• _PROMPT_:
Output each entry below as it stands, leaving out every picture.

-------- EXCERPTED RECORDS --------

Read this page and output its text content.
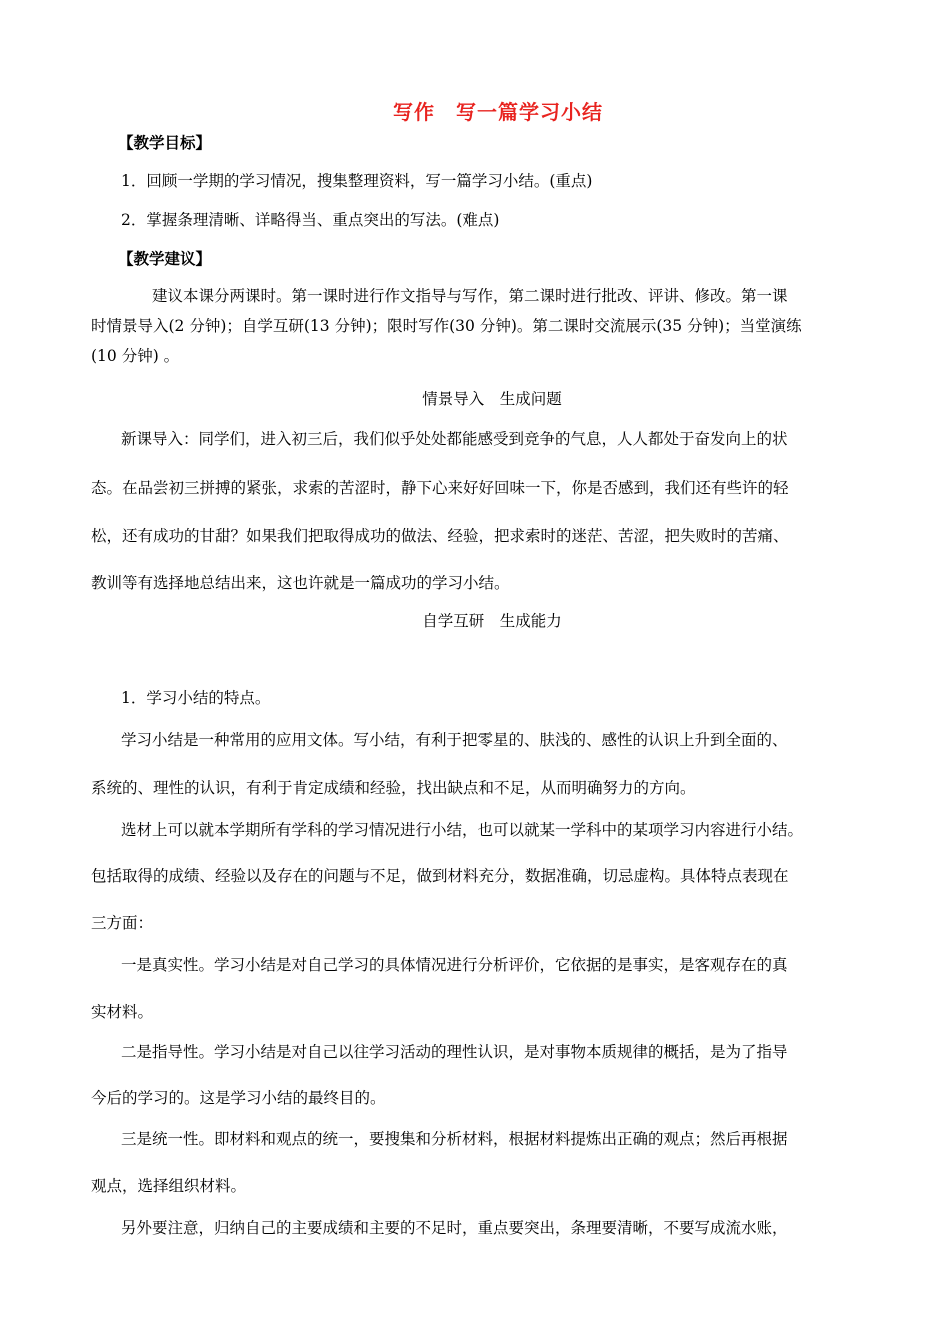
写作　写一篇学习小结
【教学目标】
1．回顾一学期的学习情况，搜集整理资料，写一篇学习小结。(重点)
2．掌握条理清晰、详略得当、重点突出的写法。(难点)
【教学建议】
建议本课分两课时。第一课时进行作文指导与写作，第二课时进行批改、评讲、修改。第一课
时情景导入(2 分钟)；自学互研(13 分钟)；限时写作(30 分钟)。第二课时交流展示(35 分钟)；当堂演练
(10 分钟) 。
情景导入　生成问题
新课导入：同学们，进入初三后，我们似乎处处都能感受到竞争的气息，人人都处于奋发向上的状
态。在品尝初三拼搏的紧张，求索的苦涩时，静下心来好好回味一下，你是否感到，我们还有些许的轻
松，还有成功的甘甜？如果我们把取得成功的做法、经验，把求索时的迷茫、苦涩，把失败时的苦痛、
教训等有选择地总结出来，这也许就是一篇成功的学习小结。
自学互研　生成能力
1．学习小结的特点。
学习小结是一种常用的应用文体。写小结，有利于把零星的、肤浅的、感性的认识上升到全面的、
系统的、理性的认识，有利于肯定成绩和经验，找出缺点和不足，从而明确努力的方向。
选材上可以就本学期所有学科的学习情况进行小结，也可以就某一学科中的某项学习内容进行小结。
包括取得的成绩、经验以及存在的问题与不足，做到材料充分，数据准确，切忌虚构。具体特点表现在
三方面：
一是真实性。学习小结是对自己学习的具体情况进行分析评价，它依据的是事实，是客观存在的真
实材料。
二是指导性。学习小结是对自己以往学习活动的理性认识，是对事物本质规律的概括，是为了指导
今后的学习的。这是学习小结的最终目的。
三是统一性。即材料和观点的统一，要搜集和分析材料，根据材料提炼出正确的观点；然后再根据
观点，选择组织材料。
另外要注意，归纳自己的主要成绩和主要的不足时，重点要突出，条理要清晰，不要写成流水账，
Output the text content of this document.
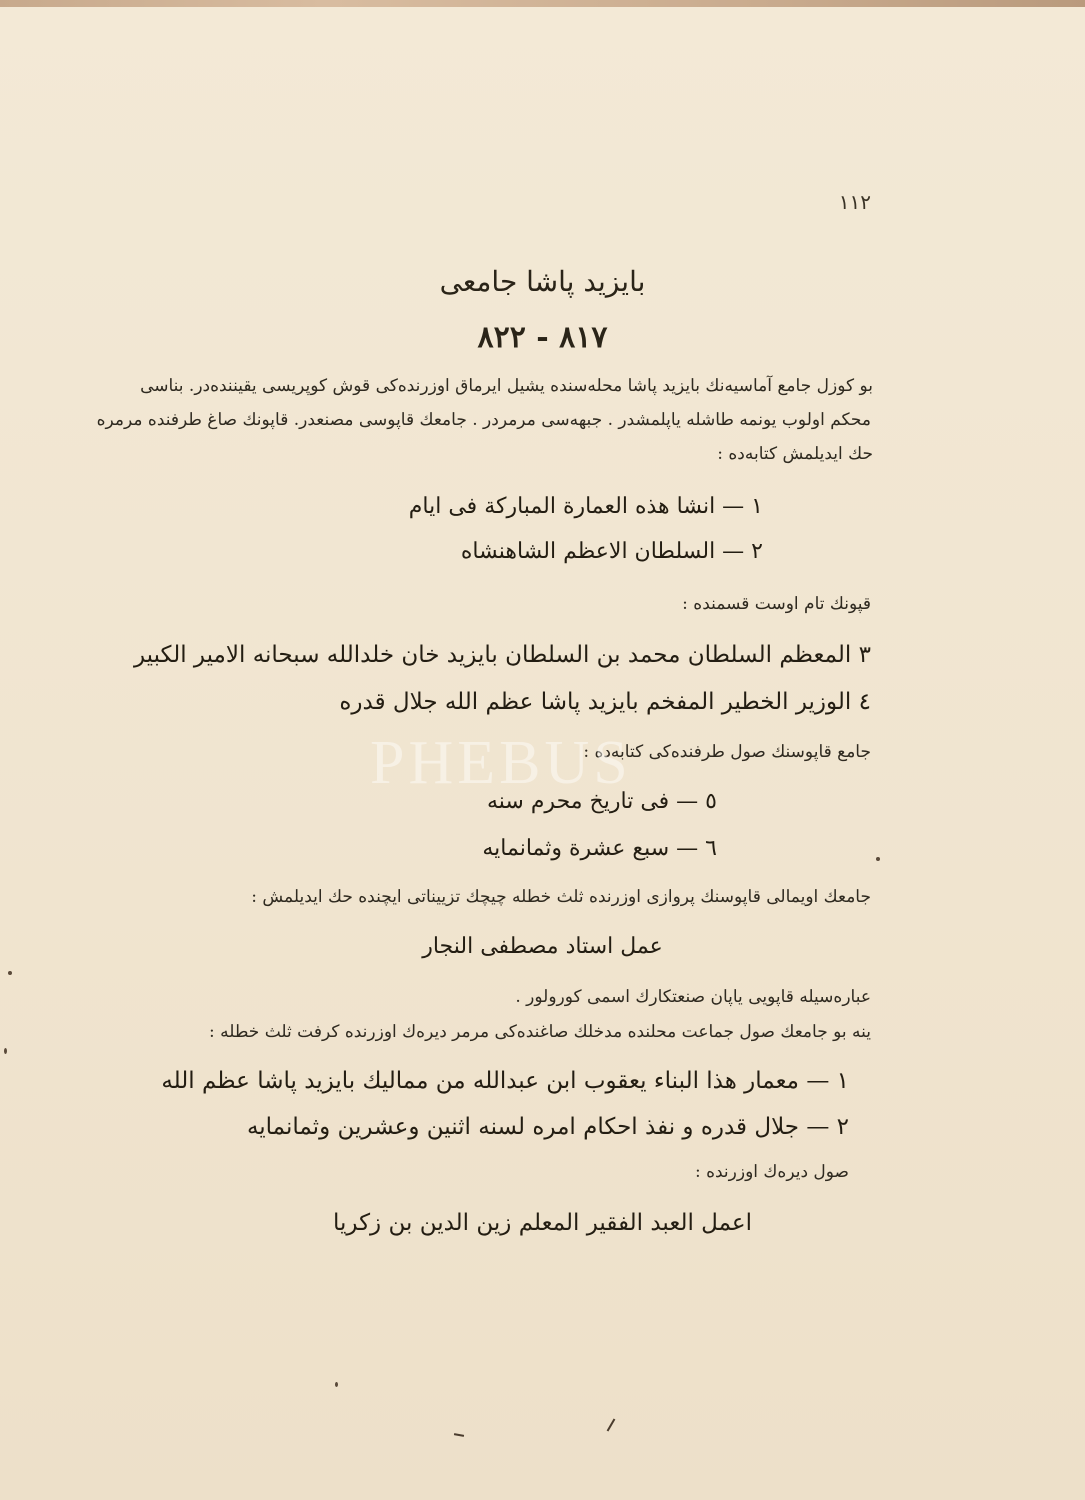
١١٢
بايزيد پاشا جامعى
٨١٧ - ٨٢٢
بو كوزل جامع آماسيه‌نك بايزيد پاشا محله‌سنده يشيل ايرماق اوزرنده‌كى قوش كوپريسى يقيننده‌در. بناسى
محكم اولوب يونمه طاشله ياپلمشدر . جبهه‌سى مرمردر . جامعك قاپوسى مصنعدر. قاپونك صاغ طرفنده مرمره
حك ايديلمش كتابه‌ده :
١ — انشا هذه العمارة المباركة فى ايام
٢ — السلطان الاعظم الشاهنشاه
قپونك تام اوست قسمنده :
٣ المعظم السلطان محمد بن السلطان بايزيد خان خلدالله سبحانه الامير الكبير
٤ الوزير الخطير المفخم بايزيد پاشا عظم الله جلال قدره
جامع قاپوسنك صول طرفنده‌كى كتابه‌ده :
PHEBUS
٥ — فى تاريخ محرم سنه
٦ — سبع عشرة وثمانمايه
جامعك اويمالى قاپوسنك پروازى اوزرنده ثلث خطله چيچك تزييناتى ايچنده حك ايديلمش :
عمل استاد مصطفى النجار
عباره‌سيله قاپويى ياپان صنعتكارك اسمى كورولور .
ينه بو جامعك صول جماعت محلنده مدخلك صاغنده‌كى مرمر ديره‌ك اوزرنده كرفت ثلث خطله :
١ — معمار هذا البناء يعقوب ابن عبدالله من مماليك بايزيد پاشا عظم الله
٢ — جلال قدره و نفذ احكام امره لسنه اثنين وعشرين وثمانمايه
صول ديره‌ك اوزرنده :
اعمل العبد الفقير المعلم زين الدين بن زكريا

--------

• _PROBLEM SOLUTION_:
Read this page and output its text content.
写作　写一篇学习小结
【教学目标】
1．回顾一学期的学习情况，搜集整理资料，写一篇学习小结。(重点)
2．掌握条理清晰、详略得当、重点突出的写法。(难点)
【教学建议】
建议本课分两课时。第一课时进行作文指导与写作，第二课时进行批改、评讲、修改。第一课
时情景导入(2 分钟)；自学互研(13 分钟)；限时写作(30 分钟)。第二课时交流展示(35 分钟)；当堂演练
(10 分钟) 。
情景导入　生成问题
新课导入：同学们，进入初三后，我们似乎处处都能感受到竞争的气息，人人都处于奋发向上的状
态。在品尝初三拼搏的紧张，求索的苦涩时，静下心来好好回味一下，你是否感到，我们还有些许的轻
松，还有成功的甘甜？如果我们把取得成功的做法、经验，把求索时的迷茫、苦涩，把失败时的苦痛、
教训等有选择地总结出来，这也许就是一篇成功的学习小结。
自学互研　生成能力
1．学习小结的特点。
学习小结是一种常用的应用文体。写小结，有利于把零星的、肤浅的、感性的认识上升到全面的、
系统的、理性的认识，有利于肯定成绩和经验，找出缺点和不足，从而明确努力的方向。
选材上可以就本学期所有学科的学习情况进行小结，也可以就某一学科中的某项学习内容进行小结。
包括取得的成绩、经验以及存在的问题与不足，做到材料充分，数据准确，切忌虚构。具体特点表现在
三方面：
一是真实性。学习小结是对自己学习的具体情况进行分析评价，它依据的是事实，是客观存在的真
实材料。
二是指导性。学习小结是对自己以往学习活动的理性认识，是对事物本质规律的概括，是为了指导
今后的学习的。这是学习小结的最终目的。
三是统一性。即材料和观点的统一，要搜集和分析材料，根据材料提炼出正确的观点；然后再根据
观点，选择组织材料。
另外要注意，归纳自己的主要成绩和主要的不足时，重点要突出，条理要清晰，不要写成流水账，
Output the text content of this document.
١١٢
بايزيد پاشا جامعى
٨١٧ - ٨٢٢
بو كوزل جامع آماسيه‌نك بايزيد پاشا محله‌سنده يشيل ايرماق اوزرنده‌كى قوش كوپريسى يقيننده‌در. بناسى
محكم اولوب يونمه طاشله ياپلمشدر . جبهه‌سى مرمردر . جامعك قاپوسى مصنعدر. قاپونك صاغ طرفنده مرمره
حك ايديلمش كتابه‌ده :
١ — انشا هذه العمارة المباركة فى ايام
٢ — السلطان الاعظم الشاهنشاه
قپونك تام اوست قسمنده :
٣ المعظم السلطان محمد بن السلطان بايزيد خان خلدالله سبحانه الامير الكبير
٤ الوزير الخطير المفخم بايزيد پاشا عظم الله جلال قدره
جامع قاپوسنك صول طرفنده‌كى كتابه‌ده :
PHEBUS
٥ — فى تاريخ محرم سنه
٦ — سبع عشرة وثمانمايه
جامعك اويمالى قاپوسنك پروازى اوزرنده ثلث خطله چيچك تزييناتى ايچنده حك ايديلمش :
عمل استاد مصطفى النجار
عباره‌سيله قاپويى ياپان صنعتكارك اسمى كورولور .
ينه بو جامعك صول جماعت محلنده مدخلك صاغنده‌كى مرمر ديره‌ك اوزرنده كرفت ثلث خطله :
١ — معمار هذا البناء يعقوب ابن عبدالله من مماليك بايزيد پاشا عظم الله
٢ — جلال قدره و نفذ احكام امره لسنه اثنين وعشرين وثمانمايه
صول ديره‌ك اوزرنده :
اعمل العبد الفقير المعلم زين الدين بن زكريا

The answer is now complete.